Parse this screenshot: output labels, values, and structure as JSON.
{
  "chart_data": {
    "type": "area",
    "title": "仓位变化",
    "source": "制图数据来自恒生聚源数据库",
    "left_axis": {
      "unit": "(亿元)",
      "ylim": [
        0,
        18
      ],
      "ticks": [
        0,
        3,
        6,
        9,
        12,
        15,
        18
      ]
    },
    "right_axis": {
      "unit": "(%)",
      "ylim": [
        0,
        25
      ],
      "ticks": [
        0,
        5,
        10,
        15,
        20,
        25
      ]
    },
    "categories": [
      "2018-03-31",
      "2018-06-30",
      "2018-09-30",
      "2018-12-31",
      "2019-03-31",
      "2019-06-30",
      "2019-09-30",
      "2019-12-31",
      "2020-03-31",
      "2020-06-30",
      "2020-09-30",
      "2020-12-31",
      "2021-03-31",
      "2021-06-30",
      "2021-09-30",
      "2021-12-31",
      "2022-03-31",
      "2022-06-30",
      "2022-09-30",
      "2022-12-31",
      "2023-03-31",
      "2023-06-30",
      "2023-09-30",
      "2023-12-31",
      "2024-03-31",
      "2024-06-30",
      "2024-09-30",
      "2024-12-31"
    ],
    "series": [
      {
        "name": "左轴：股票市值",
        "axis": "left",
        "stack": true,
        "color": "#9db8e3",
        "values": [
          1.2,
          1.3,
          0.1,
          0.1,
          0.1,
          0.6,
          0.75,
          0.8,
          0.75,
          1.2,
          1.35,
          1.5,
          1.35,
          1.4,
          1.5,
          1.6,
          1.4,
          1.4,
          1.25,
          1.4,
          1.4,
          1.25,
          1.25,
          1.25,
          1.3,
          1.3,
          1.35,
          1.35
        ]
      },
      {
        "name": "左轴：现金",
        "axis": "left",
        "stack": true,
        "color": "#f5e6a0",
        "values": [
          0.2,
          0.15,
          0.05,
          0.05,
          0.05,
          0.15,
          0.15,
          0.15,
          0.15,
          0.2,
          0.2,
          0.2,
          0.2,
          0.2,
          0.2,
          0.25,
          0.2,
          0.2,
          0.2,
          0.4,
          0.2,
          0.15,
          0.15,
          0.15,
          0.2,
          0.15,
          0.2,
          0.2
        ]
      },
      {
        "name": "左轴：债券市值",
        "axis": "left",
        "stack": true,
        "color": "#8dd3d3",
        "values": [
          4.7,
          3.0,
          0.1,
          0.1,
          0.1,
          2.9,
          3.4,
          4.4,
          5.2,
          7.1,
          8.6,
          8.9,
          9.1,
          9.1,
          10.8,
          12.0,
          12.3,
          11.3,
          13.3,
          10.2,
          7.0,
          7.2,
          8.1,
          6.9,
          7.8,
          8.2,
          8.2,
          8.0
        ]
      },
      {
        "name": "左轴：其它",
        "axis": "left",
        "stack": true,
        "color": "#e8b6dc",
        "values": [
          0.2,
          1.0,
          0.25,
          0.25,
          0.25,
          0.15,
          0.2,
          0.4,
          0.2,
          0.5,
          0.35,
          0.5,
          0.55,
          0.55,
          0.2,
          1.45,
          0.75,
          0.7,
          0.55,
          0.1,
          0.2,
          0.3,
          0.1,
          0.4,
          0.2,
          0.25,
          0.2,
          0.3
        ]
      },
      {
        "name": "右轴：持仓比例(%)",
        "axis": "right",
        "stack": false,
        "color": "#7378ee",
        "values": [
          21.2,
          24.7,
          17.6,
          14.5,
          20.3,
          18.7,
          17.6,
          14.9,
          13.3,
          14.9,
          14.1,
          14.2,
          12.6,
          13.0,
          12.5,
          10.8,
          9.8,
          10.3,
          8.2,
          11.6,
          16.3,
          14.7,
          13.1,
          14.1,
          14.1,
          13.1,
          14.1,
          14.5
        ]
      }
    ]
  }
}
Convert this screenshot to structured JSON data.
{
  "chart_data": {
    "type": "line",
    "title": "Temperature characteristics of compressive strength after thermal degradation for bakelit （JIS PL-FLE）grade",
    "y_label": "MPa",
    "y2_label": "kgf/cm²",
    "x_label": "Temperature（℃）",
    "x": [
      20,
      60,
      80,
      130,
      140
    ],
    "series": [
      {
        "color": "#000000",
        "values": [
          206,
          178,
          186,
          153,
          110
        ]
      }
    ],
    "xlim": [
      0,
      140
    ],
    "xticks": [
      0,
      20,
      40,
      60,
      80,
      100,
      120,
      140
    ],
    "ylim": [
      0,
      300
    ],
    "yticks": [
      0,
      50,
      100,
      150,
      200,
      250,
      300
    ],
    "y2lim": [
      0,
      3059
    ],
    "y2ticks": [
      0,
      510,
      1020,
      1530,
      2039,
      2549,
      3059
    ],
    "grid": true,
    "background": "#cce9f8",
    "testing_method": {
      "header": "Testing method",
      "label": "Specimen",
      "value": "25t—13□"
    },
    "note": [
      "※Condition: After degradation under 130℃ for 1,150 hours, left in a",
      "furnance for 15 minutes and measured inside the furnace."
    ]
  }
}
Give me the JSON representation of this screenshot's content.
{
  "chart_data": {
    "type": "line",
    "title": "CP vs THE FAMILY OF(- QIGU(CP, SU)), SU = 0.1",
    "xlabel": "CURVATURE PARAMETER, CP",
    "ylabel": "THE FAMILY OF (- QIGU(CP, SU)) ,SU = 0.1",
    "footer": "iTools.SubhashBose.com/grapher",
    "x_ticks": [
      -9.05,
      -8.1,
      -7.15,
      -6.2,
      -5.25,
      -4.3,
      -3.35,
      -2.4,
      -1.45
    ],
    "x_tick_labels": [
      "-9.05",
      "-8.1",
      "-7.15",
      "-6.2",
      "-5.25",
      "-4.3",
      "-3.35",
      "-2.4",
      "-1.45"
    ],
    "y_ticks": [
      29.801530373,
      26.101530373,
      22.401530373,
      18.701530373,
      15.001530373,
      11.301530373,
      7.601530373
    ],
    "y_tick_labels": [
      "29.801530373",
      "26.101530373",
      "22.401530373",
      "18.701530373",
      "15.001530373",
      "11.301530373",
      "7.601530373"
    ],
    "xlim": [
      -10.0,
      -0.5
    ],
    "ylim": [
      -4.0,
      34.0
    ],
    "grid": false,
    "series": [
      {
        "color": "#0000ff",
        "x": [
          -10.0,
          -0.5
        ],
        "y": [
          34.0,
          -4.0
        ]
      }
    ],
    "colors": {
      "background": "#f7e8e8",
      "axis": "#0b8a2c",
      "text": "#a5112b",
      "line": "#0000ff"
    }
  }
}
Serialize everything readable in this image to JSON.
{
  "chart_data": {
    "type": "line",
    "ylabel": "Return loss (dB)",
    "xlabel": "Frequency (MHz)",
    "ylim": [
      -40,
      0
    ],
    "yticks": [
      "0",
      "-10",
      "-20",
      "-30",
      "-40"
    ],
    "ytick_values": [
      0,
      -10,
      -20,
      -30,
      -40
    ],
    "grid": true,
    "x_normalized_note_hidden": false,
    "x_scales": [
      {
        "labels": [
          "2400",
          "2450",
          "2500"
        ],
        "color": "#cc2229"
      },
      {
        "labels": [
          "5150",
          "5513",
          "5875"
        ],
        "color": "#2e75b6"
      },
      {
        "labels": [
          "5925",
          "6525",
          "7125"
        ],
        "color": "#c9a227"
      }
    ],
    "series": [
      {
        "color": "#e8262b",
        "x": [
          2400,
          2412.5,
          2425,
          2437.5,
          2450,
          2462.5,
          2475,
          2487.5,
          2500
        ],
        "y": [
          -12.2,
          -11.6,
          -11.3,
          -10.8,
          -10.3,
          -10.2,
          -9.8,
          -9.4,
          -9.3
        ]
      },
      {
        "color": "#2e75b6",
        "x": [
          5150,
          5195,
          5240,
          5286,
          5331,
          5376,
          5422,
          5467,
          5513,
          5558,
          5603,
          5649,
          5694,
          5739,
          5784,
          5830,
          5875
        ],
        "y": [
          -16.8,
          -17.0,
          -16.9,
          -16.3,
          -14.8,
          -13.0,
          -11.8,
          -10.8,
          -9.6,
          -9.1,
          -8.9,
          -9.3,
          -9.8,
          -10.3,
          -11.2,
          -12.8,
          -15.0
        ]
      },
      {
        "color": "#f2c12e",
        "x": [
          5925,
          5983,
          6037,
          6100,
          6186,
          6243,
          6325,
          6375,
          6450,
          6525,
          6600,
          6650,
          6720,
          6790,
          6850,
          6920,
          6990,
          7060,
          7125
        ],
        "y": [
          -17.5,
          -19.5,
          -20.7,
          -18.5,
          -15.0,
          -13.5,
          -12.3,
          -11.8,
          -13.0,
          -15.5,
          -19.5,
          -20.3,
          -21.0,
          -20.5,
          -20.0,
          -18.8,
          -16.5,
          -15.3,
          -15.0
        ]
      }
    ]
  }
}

---*---

Stated task: In the entries above, find each line with the word "title" and show it.

Answer to this task:
    "title": "仓位变化",
    "title": "Temperature characteristics of compressive strength after thermal degradation for bakelit （JIS PL-FLE）grade",
    "title": "CP vs THE FAMILY OF(- QIGU(CP, SU)), SU = 0.1",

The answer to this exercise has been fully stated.